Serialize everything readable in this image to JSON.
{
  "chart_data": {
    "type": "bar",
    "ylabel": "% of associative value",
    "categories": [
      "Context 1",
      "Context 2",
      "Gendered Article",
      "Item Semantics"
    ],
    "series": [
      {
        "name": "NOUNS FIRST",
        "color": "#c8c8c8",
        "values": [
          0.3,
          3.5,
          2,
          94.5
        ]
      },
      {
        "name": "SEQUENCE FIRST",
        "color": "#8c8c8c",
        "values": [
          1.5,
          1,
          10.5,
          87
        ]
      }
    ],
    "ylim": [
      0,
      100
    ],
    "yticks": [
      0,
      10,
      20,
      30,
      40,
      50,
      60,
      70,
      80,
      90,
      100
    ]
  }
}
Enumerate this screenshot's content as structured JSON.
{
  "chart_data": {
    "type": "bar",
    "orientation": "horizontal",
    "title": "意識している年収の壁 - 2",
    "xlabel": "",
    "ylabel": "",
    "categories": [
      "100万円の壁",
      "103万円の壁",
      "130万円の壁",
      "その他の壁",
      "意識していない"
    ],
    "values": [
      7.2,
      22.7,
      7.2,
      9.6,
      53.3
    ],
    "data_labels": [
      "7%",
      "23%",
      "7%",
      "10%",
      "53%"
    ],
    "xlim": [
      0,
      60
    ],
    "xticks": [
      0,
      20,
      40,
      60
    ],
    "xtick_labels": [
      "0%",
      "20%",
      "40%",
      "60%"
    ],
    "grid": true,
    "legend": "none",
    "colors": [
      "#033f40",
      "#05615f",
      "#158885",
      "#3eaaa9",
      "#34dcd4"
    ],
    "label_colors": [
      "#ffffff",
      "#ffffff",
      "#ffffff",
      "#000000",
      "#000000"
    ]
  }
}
= = = = =
◆ Given instruction:
Each record must be returned exactly as it is written.

◆ Worked solution:
Serialize everything readable in this image to JSON.
{
  "chart_data": {
    "type": "bar",
    "ylabel": "% of associative value",
    "categories": [
      "Context 1",
      "Context 2",
      "Gendered Article",
      "Item Semantics"
    ],
    "series": [
      {
        "name": "NOUNS FIRST",
        "color": "#c8c8c8",
        "values": [
          0.3,
          3.5,
          2,
          94.5
        ]
      },
      {
        "name": "SEQUENCE FIRST",
        "color": "#8c8c8c",
        "values": [
          1.5,
          1,
          10.5,
          87
        ]
      }
    ],
    "ylim": [
      0,
      100
    ],
    "yticks": [
      0,
      10,
      20,
      30,
      40,
      50,
      60,
      70,
      80,
      90,
      100
    ]
  }
}
Enumerate this screenshot's content as structured JSON.
{
  "chart_data": {
    "type": "bar",
    "orientation": "horizontal",
    "title": "意識している年収の壁 - 2",
    "xlabel": "",
    "ylabel": "",
    "categories": [
      "100万円の壁",
      "103万円の壁",
      "130万円の壁",
      "その他の壁",
      "意識していない"
    ],
    "values": [
      7.2,
      22.7,
      7.2,
      9.6,
      53.3
    ],
    "data_labels": [
      "7%",
      "23%",
      "7%",
      "10%",
      "53%"
    ],
    "xlim": [
      0,
      60
    ],
    "xticks": [
      0,
      20,
      40,
      60
    ],
    "xtick_labels": [
      "0%",
      "20%",
      "40%",
      "60%"
    ],
    "grid": true,
    "legend": "none",
    "colors": [
      "#033f40",
      "#05615f",
      "#158885",
      "#3eaaa9",
      "#34dcd4"
    ],
    "label_colors": [
      "#ffffff",
      "#ffffff",
      "#ffffff",
      "#000000",
      "#000000"
    ]
  }
}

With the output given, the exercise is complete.